- **TO DO**:
Keep only those lines of the records that include the string "Diasporası".

- **DATA SHOWN**:
▶
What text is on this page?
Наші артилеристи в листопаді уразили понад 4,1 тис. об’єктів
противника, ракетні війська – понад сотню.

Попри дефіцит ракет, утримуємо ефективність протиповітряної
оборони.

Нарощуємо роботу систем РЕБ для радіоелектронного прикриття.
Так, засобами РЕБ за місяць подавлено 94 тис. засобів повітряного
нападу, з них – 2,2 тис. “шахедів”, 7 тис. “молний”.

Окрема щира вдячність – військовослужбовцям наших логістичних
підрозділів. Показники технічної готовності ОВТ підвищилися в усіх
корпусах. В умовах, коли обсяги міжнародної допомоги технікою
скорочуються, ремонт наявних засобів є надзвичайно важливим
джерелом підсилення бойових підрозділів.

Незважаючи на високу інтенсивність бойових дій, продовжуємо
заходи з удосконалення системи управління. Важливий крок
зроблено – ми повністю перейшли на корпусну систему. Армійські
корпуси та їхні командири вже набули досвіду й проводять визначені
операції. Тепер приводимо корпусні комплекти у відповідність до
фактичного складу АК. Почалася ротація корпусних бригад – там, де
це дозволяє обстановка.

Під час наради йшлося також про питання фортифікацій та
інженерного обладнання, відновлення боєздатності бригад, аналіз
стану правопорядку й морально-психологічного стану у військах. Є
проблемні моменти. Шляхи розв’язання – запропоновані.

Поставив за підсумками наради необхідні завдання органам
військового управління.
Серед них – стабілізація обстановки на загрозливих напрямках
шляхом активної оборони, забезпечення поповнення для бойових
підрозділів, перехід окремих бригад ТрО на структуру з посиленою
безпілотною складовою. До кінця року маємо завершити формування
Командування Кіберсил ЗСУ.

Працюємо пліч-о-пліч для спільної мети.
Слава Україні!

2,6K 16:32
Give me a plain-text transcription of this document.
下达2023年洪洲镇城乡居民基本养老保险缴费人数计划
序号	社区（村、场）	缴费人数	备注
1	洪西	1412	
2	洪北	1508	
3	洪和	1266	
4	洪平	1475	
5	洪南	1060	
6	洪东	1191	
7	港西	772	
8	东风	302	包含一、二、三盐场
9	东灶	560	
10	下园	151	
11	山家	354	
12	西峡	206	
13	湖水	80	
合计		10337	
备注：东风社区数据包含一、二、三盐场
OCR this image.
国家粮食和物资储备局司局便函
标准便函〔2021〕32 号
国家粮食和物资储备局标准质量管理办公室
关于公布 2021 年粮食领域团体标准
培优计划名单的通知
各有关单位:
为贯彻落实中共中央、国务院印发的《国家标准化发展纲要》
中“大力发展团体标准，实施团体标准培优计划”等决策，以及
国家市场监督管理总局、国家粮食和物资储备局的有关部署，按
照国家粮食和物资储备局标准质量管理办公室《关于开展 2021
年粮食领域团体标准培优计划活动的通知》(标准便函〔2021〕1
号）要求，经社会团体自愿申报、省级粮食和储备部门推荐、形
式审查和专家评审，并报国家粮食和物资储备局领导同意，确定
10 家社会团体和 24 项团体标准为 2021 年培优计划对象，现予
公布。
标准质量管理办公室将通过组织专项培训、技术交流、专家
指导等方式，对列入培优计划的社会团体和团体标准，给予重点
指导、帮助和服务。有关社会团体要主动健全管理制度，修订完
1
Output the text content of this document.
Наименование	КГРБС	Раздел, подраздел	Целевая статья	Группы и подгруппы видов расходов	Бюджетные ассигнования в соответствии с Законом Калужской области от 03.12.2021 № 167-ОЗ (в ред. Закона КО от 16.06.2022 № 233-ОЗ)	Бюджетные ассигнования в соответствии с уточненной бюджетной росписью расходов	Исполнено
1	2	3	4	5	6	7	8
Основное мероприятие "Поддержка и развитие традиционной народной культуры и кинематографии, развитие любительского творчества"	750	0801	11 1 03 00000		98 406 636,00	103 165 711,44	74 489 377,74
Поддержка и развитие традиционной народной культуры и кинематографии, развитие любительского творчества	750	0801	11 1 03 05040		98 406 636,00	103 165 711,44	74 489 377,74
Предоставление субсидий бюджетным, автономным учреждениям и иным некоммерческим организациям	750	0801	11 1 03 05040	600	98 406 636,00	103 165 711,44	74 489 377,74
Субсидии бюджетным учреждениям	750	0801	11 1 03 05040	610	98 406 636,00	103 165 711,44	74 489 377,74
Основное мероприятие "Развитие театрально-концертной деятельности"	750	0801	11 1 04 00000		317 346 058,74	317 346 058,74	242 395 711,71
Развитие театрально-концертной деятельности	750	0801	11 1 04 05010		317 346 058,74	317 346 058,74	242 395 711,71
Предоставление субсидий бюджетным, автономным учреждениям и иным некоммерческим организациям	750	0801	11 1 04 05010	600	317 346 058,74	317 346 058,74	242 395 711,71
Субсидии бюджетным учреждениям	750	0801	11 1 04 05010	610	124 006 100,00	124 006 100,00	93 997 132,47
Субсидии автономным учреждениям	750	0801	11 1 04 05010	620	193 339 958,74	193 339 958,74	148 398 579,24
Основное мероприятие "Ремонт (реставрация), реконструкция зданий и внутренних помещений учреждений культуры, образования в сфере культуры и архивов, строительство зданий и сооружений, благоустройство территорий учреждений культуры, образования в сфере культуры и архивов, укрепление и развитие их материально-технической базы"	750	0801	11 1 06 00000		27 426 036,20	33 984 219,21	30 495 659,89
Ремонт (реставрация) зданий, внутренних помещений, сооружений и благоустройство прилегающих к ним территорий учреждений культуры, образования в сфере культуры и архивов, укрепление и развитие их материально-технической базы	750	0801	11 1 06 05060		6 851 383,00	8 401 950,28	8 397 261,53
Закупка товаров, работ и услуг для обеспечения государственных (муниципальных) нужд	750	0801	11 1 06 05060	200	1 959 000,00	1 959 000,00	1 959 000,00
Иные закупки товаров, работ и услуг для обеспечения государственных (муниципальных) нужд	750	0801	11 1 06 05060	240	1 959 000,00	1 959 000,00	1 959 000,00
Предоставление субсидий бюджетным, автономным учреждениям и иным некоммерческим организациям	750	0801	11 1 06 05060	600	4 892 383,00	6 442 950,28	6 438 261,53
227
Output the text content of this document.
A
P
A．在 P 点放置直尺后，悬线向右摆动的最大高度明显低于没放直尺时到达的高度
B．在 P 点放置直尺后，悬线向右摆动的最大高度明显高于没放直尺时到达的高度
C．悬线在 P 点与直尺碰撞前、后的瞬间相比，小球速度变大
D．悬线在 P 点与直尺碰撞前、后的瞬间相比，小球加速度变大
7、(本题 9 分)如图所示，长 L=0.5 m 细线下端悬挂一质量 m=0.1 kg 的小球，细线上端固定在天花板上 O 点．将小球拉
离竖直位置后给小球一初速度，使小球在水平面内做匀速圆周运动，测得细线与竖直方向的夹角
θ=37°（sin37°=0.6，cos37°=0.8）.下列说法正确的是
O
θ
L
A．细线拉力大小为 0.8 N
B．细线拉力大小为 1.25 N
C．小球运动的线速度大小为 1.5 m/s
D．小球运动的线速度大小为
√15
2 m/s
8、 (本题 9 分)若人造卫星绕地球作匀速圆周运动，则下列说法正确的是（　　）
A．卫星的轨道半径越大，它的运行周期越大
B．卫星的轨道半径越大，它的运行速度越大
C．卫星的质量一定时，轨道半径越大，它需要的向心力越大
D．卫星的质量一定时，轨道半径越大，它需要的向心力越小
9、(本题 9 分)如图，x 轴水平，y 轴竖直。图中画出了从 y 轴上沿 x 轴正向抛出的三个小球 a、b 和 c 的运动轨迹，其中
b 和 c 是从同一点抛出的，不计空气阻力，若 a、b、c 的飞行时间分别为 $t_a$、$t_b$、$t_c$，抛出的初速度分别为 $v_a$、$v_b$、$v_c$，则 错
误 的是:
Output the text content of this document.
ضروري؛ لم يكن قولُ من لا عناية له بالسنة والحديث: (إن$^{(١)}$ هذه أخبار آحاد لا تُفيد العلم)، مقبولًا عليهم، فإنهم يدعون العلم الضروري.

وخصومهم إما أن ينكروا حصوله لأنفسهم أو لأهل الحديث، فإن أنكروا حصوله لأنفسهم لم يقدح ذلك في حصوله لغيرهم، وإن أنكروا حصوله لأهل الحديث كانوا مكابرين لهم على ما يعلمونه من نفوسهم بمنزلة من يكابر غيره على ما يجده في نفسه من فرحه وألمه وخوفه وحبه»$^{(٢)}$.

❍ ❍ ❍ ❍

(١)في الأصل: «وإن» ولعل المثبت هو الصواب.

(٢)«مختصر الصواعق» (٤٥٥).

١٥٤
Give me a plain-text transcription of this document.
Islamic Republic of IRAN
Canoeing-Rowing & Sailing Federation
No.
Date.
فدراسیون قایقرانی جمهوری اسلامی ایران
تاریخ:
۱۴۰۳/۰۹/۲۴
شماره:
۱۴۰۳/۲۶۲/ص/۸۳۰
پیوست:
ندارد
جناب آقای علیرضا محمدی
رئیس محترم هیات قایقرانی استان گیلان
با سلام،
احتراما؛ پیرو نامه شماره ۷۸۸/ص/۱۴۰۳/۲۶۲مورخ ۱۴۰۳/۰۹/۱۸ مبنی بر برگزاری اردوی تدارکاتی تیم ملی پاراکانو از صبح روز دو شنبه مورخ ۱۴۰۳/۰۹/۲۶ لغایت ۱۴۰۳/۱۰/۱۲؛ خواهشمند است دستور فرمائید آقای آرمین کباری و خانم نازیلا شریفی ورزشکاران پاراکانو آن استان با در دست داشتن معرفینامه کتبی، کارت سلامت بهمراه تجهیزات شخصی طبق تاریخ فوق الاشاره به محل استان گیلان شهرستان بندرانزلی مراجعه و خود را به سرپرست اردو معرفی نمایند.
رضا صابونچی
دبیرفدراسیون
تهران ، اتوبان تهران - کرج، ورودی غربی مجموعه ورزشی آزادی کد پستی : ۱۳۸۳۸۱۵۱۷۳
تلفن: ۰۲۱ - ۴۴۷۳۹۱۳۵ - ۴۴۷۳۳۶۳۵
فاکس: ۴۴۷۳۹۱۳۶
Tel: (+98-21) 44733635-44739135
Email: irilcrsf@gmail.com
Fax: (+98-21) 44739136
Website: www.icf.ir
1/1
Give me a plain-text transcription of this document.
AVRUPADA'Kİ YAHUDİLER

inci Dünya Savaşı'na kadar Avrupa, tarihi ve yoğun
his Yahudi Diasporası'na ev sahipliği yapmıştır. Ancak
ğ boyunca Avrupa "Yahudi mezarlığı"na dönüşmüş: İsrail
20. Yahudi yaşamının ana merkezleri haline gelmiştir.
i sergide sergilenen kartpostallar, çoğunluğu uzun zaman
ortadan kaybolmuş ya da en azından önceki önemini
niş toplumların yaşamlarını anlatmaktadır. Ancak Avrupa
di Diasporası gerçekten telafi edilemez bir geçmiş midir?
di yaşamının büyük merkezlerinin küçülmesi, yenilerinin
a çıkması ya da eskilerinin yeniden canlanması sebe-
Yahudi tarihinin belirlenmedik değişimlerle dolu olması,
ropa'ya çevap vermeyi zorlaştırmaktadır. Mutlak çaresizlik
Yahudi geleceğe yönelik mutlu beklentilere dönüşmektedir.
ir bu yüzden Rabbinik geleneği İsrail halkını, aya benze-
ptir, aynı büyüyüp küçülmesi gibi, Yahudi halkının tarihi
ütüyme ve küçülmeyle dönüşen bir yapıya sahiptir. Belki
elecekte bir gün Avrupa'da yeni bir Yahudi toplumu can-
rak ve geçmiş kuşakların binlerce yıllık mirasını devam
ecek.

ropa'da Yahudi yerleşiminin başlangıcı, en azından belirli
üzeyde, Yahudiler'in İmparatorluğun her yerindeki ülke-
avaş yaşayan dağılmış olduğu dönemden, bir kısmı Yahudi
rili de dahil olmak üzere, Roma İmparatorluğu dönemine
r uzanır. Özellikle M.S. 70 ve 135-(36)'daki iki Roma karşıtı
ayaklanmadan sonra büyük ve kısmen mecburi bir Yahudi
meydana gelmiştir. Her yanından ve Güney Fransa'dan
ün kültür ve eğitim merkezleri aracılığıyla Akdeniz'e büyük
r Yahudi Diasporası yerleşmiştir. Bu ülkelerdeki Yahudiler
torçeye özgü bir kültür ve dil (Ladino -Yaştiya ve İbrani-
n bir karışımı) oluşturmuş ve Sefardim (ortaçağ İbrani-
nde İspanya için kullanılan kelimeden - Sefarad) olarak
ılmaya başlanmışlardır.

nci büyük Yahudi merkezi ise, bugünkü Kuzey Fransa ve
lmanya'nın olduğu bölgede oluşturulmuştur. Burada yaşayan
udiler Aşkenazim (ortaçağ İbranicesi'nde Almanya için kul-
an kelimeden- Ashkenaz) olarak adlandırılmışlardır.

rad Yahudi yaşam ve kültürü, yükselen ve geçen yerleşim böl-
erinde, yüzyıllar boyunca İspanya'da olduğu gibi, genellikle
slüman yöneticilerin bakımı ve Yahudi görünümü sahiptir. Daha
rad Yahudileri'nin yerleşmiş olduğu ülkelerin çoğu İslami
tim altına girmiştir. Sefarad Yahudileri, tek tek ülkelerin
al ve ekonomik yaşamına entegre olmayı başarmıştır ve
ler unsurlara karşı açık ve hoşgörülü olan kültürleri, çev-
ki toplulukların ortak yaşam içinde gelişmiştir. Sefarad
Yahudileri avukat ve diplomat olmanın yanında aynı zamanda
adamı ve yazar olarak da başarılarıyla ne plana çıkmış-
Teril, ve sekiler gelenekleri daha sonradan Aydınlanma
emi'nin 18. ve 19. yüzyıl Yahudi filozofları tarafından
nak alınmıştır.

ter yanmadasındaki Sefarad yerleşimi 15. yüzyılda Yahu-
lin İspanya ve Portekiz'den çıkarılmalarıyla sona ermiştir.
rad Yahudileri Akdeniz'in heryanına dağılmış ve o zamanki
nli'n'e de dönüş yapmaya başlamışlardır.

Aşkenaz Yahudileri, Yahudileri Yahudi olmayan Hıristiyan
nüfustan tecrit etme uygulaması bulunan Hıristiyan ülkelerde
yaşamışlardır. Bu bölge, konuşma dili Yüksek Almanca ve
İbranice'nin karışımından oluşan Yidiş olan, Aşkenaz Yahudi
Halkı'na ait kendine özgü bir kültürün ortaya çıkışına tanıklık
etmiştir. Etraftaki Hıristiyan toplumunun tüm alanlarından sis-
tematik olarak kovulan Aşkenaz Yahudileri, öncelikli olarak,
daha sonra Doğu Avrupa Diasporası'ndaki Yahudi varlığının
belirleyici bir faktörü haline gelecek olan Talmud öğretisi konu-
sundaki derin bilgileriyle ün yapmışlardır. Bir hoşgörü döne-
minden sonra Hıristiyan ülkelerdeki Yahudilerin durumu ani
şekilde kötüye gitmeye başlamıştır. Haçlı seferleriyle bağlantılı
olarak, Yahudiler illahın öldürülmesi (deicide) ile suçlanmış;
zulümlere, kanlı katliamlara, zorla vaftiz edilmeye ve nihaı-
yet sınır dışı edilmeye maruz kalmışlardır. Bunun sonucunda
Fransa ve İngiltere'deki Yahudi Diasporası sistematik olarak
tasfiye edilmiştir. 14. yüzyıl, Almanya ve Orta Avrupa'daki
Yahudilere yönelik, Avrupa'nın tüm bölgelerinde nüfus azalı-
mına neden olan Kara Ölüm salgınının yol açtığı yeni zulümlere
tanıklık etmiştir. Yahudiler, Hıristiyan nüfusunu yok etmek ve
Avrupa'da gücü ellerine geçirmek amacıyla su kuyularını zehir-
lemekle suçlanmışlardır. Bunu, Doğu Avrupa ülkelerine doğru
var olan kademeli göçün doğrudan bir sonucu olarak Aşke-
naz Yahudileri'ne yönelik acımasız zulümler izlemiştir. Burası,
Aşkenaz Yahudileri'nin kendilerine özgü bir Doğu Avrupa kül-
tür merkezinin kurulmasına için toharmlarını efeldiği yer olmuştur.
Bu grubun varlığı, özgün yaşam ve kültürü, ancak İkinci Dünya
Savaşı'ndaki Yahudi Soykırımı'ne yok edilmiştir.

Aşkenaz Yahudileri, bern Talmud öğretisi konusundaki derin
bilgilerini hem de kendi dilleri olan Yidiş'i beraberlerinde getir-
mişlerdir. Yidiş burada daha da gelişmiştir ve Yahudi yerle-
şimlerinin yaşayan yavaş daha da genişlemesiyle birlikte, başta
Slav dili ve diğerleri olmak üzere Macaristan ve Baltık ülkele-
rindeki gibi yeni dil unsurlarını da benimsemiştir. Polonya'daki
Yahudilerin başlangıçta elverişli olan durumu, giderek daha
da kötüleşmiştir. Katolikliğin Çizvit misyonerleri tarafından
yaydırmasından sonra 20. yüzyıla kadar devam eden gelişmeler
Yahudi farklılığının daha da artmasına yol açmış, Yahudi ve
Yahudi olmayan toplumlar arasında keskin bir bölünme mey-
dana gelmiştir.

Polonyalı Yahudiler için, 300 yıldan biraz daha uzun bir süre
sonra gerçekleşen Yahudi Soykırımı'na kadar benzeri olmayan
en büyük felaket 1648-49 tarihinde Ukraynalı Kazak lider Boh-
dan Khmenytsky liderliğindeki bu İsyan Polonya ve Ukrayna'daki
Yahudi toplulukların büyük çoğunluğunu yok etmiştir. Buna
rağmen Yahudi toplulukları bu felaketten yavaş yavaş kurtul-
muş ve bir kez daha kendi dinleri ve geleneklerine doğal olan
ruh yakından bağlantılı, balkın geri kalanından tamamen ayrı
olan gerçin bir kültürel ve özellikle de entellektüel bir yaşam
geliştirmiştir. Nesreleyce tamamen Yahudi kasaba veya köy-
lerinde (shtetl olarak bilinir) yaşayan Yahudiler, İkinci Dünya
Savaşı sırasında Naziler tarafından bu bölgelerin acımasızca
◀
- **ANSWER TO THE EXERCISE**:
his Yahudi Diasporası'na ev sahipliği yapmıştır. Ancak
di Diasporası gerçekten telafi edilemez bir geçmiş midir?
r Yahudi Diasporası yerleşmiştir. Bu ülkelerdeki Yahudiler
daha sonra Doğu Avrupa Diasporası'ndaki Yahudi varlığının
Fransa ve İngiltere'deki Yahudi Diasporası sistematik olarak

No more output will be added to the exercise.